== Given problem ==
Copy the data that follows exactly. Include no pictures.

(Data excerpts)
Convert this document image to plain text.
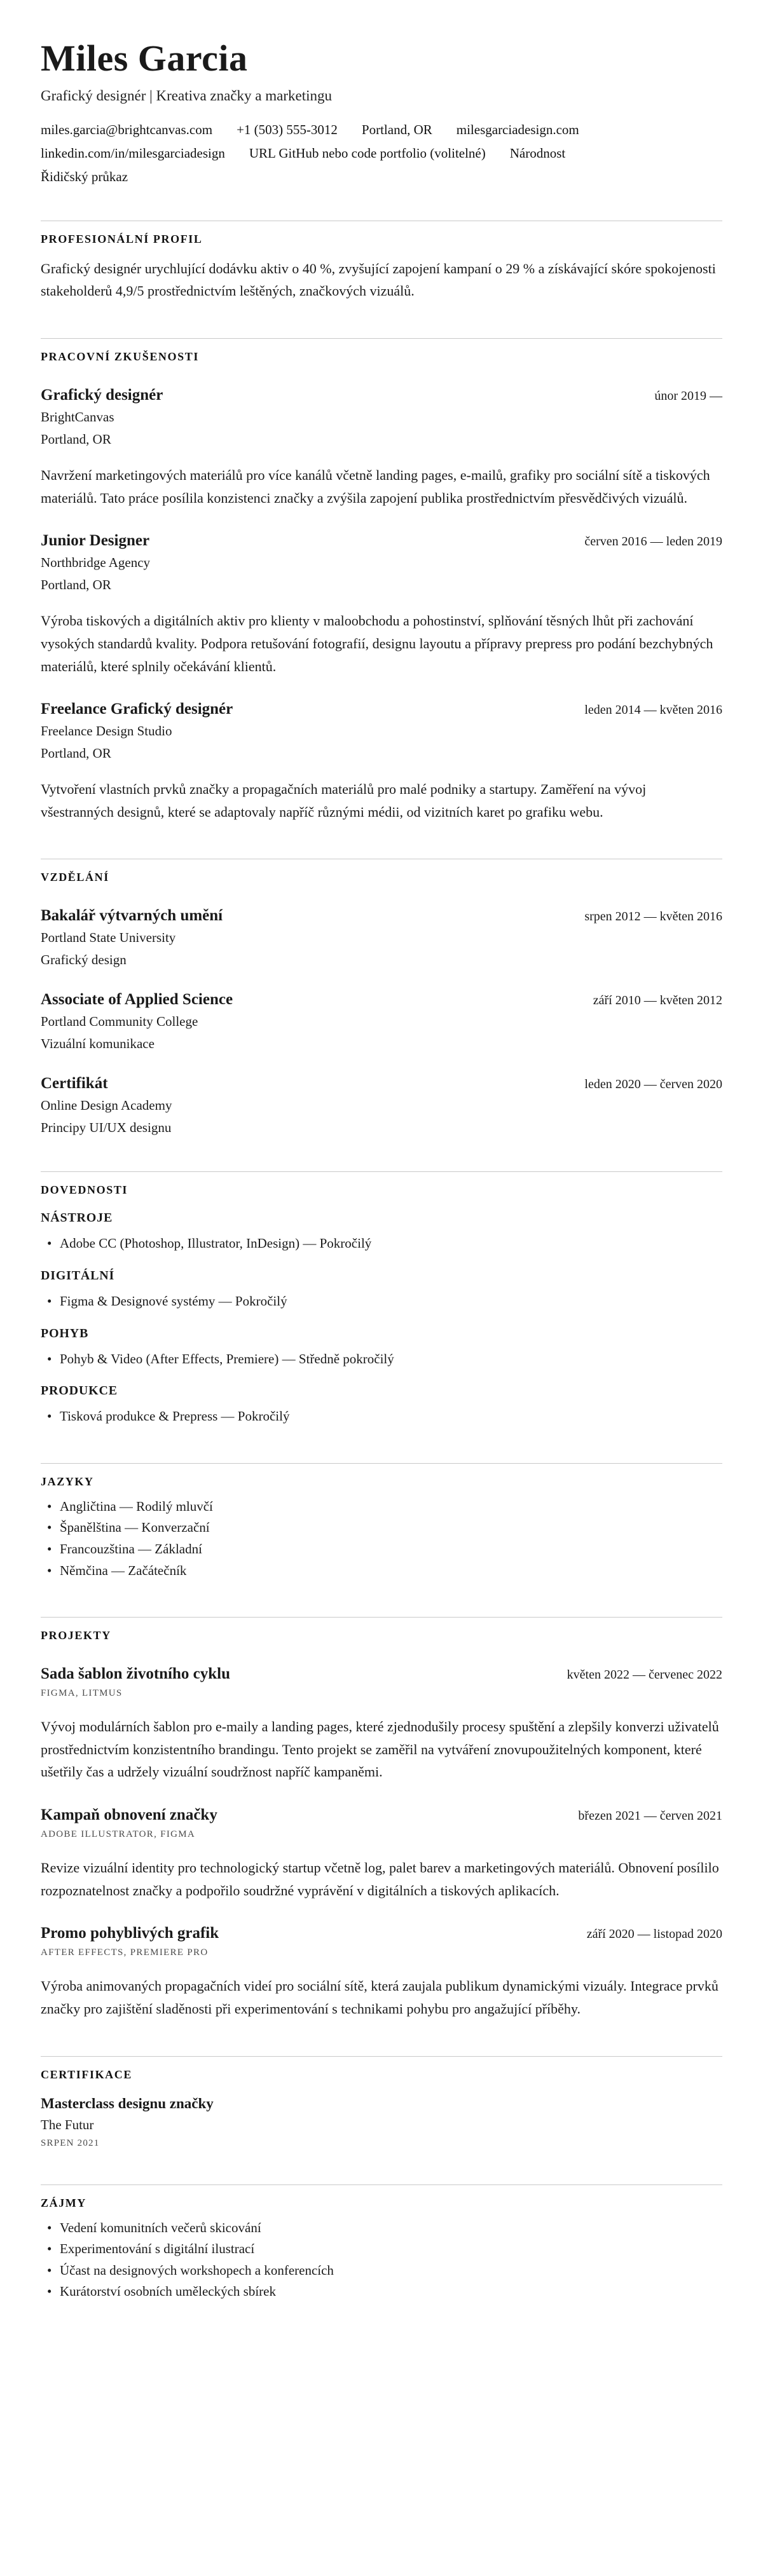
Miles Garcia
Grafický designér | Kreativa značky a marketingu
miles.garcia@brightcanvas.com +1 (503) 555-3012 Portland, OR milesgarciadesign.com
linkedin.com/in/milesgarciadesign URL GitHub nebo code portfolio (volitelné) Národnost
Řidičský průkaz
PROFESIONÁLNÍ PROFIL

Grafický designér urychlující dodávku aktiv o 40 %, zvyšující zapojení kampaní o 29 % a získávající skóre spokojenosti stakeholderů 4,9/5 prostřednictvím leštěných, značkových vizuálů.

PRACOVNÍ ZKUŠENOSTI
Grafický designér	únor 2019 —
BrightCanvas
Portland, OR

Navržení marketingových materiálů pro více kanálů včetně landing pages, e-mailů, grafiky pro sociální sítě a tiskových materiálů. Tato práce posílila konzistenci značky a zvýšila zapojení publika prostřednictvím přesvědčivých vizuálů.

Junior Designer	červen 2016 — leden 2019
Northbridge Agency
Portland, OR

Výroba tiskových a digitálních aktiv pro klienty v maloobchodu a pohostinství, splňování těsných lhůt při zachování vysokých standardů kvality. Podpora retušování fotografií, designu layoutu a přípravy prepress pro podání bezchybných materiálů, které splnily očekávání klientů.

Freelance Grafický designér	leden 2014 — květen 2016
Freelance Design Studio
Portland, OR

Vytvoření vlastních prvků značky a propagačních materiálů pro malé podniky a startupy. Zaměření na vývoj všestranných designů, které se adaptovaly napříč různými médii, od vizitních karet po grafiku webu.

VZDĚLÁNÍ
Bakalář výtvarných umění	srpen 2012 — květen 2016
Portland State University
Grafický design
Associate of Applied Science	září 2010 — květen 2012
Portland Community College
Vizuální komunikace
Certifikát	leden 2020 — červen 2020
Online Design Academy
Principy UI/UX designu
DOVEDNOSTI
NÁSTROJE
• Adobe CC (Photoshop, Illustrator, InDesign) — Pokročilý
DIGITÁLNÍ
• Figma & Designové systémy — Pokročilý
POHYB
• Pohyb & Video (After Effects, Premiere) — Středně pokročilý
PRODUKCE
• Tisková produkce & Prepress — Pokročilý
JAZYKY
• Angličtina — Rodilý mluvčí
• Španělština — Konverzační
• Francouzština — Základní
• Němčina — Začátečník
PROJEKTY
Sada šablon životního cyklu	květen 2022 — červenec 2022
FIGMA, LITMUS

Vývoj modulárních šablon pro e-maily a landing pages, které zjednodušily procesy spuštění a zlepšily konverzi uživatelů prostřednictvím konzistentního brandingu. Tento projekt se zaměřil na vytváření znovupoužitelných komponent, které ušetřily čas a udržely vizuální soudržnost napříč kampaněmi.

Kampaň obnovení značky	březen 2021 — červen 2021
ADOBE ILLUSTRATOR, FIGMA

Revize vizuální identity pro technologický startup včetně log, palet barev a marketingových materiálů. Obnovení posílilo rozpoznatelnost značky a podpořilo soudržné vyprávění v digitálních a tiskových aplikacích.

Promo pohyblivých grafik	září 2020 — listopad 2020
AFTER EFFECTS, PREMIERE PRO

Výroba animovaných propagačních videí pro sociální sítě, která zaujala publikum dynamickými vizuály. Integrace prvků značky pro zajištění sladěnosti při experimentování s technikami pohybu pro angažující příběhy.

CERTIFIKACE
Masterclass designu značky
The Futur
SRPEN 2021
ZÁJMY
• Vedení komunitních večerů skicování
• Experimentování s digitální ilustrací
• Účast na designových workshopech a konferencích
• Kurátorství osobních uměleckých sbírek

== Complete output ==
Convert this document image to plain text.
Miles Garcia
Grafický designér | Kreativa značky a marketingu
miles.garcia@brightcanvas.com +1 (503) 555-3012 Portland, OR milesgarciadesign.com
linkedin.com/in/milesgarciadesign URL GitHub nebo code portfolio (volitelné) Národnost
Řidičský průkaz
PROFESIONÁLNÍ PROFIL

Grafický designér urychlující dodávku aktiv o 40 %, zvyšující zapojení kampaní o 29 % a získávající skóre spokojenosti stakeholderů 4,9/5 prostřednictvím leštěných, značkových vizuálů.

PRACOVNÍ ZKUŠENOSTI
Grafický designér	únor 2019 —
BrightCanvas
Portland, OR

Navržení marketingových materiálů pro více kanálů včetně landing pages, e-mailů, grafiky pro sociální sítě a tiskových materiálů. Tato práce posílila konzistenci značky a zvýšila zapojení publika prostřednictvím přesvědčivých vizuálů.

Junior Designer	červen 2016 — leden 2019
Northbridge Agency
Portland, OR

Výroba tiskových a digitálních aktiv pro klienty v maloobchodu a pohostinství, splňování těsných lhůt při zachování vysokých standardů kvality. Podpora retušování fotografií, designu layoutu a přípravy prepress pro podání bezchybných materiálů, které splnily očekávání klientů.

Freelance Grafický designér	leden 2014 — květen 2016
Freelance Design Studio
Portland, OR

Vytvoření vlastních prvků značky a propagačních materiálů pro malé podniky a startupy. Zaměření na vývoj všestranných designů, které se adaptovaly napříč různými médii, od vizitních karet po grafiku webu.

VZDĚLÁNÍ
Bakalář výtvarných umění	srpen 2012 — květen 2016
Portland State University
Grafický design
Associate of Applied Science	září 2010 — květen 2012
Portland Community College
Vizuální komunikace
Certifikát	leden 2020 — červen 2020
Online Design Academy
Principy UI/UX designu
DOVEDNOSTI
NÁSTROJE
• Adobe CC (Photoshop, Illustrator, InDesign) — Pokročilý
DIGITÁLNÍ
• Figma & Designové systémy — Pokročilý
POHYB
• Pohyb & Video (After Effects, Premiere) — Středně pokročilý
PRODUKCE
• Tisková produkce & Prepress — Pokročilý
JAZYKY
• Angličtina — Rodilý mluvčí
• Španělština — Konverzační
• Francouzština — Základní
• Němčina — Začátečník
PROJEKTY
Sada šablon životního cyklu	květen 2022 — červenec 2022
FIGMA, LITMUS

Vývoj modulárních šablon pro e-maily a landing pages, které zjednodušily procesy spuštění a zlepšily konverzi uživatelů prostřednictvím konzistentního brandingu. Tento projekt se zaměřil na vytváření znovupoužitelných komponent, které ušetřily čas a udržely vizuální soudržnost napříč kampaněmi.

Kampaň obnovení značky	březen 2021 — červen 2021
ADOBE ILLUSTRATOR, FIGMA

Revize vizuální identity pro technologický startup včetně log, palet barev a marketingových materiálů. Obnovení posílilo rozpoznatelnost značky a podpořilo soudržné vyprávění v digitálních a tiskových aplikacích.

Promo pohyblivých grafik	září 2020 — listopad 2020
AFTER EFFECTS, PREMIERE PRO

Výroba animovaných propagačních videí pro sociální sítě, která zaujala publikum dynamickými vizuály. Integrace prvků značky pro zajištění sladěnosti při experimentování s technikami pohybu pro angažující příběhy.

CERTIFIKACE
Masterclass designu značky
The Futur
SRPEN 2021
ZÁJMY
• Vedení komunitních večerů skicování
• Experimentování s digitální ilustrací
• Účast na designových workshopech a konferencích
• Kurátorství osobních uměleckých sbírek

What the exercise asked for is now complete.